[Task requirements]: Reproduce the entries below from the first line through the line containing "change-to-label: Change to: (975, 511, 1093, 538)", including that line.

[Extracted records]:
* * *

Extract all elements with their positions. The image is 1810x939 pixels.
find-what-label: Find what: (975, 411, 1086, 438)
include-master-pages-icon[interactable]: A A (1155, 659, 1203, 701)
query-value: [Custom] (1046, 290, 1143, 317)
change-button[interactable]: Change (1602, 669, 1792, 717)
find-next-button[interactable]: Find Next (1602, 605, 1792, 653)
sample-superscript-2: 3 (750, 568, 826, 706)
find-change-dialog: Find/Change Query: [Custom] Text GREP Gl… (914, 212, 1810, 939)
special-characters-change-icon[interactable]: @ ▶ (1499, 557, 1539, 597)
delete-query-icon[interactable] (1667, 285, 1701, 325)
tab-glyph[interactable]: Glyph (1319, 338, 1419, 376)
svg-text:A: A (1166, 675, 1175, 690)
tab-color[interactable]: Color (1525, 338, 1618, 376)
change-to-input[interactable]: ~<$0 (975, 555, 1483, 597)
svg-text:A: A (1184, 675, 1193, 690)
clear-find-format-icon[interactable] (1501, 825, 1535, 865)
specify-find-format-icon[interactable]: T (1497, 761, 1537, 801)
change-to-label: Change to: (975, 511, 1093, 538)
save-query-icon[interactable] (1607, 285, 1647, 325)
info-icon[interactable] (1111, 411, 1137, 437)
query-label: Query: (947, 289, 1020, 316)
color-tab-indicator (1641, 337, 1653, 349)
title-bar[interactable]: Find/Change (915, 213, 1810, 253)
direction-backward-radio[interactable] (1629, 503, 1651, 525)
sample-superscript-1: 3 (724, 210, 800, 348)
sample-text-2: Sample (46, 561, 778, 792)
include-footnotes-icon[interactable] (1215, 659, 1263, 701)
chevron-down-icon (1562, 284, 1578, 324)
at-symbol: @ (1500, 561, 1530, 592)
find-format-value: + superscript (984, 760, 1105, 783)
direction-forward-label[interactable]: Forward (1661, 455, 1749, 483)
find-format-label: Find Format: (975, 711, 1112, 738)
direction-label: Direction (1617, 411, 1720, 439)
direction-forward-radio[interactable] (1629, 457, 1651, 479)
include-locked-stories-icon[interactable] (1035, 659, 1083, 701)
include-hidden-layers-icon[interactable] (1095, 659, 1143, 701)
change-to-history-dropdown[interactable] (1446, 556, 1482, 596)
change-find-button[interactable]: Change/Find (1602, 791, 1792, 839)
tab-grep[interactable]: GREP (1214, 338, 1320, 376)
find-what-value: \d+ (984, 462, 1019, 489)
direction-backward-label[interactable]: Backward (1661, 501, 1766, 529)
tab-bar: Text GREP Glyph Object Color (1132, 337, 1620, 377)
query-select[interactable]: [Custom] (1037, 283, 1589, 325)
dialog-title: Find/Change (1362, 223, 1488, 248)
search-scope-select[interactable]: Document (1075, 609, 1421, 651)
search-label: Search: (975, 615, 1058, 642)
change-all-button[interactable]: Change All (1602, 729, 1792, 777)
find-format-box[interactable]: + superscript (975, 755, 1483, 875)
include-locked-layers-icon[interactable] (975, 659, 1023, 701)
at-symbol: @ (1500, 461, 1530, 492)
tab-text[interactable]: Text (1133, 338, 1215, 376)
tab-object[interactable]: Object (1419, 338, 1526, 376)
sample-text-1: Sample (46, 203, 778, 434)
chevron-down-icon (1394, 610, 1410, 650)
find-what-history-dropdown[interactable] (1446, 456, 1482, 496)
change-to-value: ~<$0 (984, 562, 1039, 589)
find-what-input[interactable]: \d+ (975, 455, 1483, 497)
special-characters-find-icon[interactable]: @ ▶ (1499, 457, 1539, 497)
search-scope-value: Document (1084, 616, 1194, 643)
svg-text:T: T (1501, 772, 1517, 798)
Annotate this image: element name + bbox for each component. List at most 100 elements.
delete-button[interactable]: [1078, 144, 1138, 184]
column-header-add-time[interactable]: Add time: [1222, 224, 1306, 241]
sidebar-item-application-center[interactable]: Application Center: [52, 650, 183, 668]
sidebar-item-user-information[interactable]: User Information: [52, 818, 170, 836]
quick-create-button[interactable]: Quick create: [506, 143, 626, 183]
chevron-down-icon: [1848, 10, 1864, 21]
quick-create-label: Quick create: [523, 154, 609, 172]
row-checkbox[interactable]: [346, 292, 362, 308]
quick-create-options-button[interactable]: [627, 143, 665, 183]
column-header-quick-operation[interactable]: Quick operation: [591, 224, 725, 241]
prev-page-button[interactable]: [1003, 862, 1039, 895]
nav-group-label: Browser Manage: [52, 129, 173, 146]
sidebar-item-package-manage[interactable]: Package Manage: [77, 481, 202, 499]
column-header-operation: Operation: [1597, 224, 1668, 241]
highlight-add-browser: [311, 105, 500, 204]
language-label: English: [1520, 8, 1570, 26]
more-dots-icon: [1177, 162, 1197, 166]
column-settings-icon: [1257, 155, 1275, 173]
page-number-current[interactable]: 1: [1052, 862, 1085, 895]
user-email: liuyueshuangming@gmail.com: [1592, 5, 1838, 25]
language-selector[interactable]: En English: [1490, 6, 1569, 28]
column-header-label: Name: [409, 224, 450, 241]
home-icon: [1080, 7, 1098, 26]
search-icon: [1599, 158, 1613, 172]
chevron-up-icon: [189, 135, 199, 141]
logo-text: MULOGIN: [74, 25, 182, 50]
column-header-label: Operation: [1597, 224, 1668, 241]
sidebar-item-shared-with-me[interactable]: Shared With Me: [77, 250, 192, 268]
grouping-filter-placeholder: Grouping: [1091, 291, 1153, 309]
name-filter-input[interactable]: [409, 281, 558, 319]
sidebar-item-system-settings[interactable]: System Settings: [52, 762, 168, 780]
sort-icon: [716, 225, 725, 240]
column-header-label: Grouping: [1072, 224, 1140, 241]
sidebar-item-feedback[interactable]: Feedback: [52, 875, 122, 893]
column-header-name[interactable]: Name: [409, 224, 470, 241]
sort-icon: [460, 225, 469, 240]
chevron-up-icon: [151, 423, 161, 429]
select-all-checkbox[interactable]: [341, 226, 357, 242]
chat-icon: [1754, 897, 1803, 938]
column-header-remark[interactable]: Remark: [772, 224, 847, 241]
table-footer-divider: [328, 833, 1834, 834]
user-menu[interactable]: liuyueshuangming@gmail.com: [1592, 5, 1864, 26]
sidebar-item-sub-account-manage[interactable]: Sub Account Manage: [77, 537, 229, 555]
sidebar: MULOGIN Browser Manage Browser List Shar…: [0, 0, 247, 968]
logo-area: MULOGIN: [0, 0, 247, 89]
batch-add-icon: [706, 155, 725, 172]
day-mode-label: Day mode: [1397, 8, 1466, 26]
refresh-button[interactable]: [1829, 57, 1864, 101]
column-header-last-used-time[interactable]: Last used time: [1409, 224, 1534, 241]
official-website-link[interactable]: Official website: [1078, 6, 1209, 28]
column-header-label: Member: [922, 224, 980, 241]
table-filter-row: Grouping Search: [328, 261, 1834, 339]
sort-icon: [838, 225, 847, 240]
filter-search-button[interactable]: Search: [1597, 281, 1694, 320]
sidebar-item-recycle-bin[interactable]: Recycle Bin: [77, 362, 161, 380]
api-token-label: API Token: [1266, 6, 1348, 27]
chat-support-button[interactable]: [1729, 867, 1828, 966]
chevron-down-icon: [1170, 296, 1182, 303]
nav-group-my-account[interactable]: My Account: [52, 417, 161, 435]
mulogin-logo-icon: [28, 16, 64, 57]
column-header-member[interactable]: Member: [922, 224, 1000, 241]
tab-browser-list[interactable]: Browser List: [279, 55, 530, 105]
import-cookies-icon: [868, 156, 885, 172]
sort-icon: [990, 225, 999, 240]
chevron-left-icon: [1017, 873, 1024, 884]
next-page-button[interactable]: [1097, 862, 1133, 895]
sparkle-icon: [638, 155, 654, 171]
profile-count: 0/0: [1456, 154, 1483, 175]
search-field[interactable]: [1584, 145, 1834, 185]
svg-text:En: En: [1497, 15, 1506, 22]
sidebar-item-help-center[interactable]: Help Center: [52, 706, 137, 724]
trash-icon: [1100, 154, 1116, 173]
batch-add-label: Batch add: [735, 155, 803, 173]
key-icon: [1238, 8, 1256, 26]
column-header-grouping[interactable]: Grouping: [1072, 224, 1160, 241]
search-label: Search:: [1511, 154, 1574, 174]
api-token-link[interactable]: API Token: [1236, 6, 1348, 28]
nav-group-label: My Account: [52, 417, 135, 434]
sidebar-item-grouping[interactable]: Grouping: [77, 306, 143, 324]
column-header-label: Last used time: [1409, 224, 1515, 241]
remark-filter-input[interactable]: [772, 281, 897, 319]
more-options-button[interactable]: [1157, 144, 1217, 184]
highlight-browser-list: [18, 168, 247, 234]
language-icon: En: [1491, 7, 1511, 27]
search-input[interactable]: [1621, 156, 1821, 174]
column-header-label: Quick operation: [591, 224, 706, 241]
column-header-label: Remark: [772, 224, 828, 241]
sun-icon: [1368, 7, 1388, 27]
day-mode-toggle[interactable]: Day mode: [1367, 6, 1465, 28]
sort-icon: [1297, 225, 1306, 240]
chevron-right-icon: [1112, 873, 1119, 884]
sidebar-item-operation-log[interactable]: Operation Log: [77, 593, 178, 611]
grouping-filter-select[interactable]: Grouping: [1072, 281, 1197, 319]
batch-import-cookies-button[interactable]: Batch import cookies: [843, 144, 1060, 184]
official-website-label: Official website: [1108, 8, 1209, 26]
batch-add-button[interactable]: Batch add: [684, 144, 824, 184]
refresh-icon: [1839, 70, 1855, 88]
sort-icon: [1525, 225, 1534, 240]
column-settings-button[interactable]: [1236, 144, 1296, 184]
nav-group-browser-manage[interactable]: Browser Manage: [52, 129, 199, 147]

* * *

[Result below]:
Extract all elements with their positions. The image is 1810x939 pixels.
find-what-label: Find what: (975, 411, 1086, 438)
include-master-pages-icon[interactable]: A A (1155, 659, 1203, 701)
query-value: [Custom] (1046, 290, 1143, 317)
change-button[interactable]: Change (1602, 669, 1792, 717)
find-next-button[interactable]: Find Next (1602, 605, 1792, 653)
sample-superscript-2: 3 (750, 568, 826, 706)
find-change-dialog: Find/Change Query: [Custom] Text GREP Gl… (914, 212, 1810, 939)
special-characters-change-icon[interactable]: @ ▶ (1499, 557, 1539, 597)
delete-query-icon[interactable] (1667, 285, 1701, 325)
tab-glyph[interactable]: Glyph (1319, 338, 1419, 376)
svg-text:A: A (1166, 675, 1175, 690)
tab-color[interactable]: Color (1525, 338, 1618, 376)
change-to-input[interactable]: ~<$0 (975, 555, 1483, 597)
svg-text:A: A (1184, 675, 1193, 690)
clear-find-format-icon[interactable] (1501, 825, 1535, 865)
specify-find-format-icon[interactable]: T (1497, 761, 1537, 801)
change-to-label: Change to: (975, 511, 1093, 538)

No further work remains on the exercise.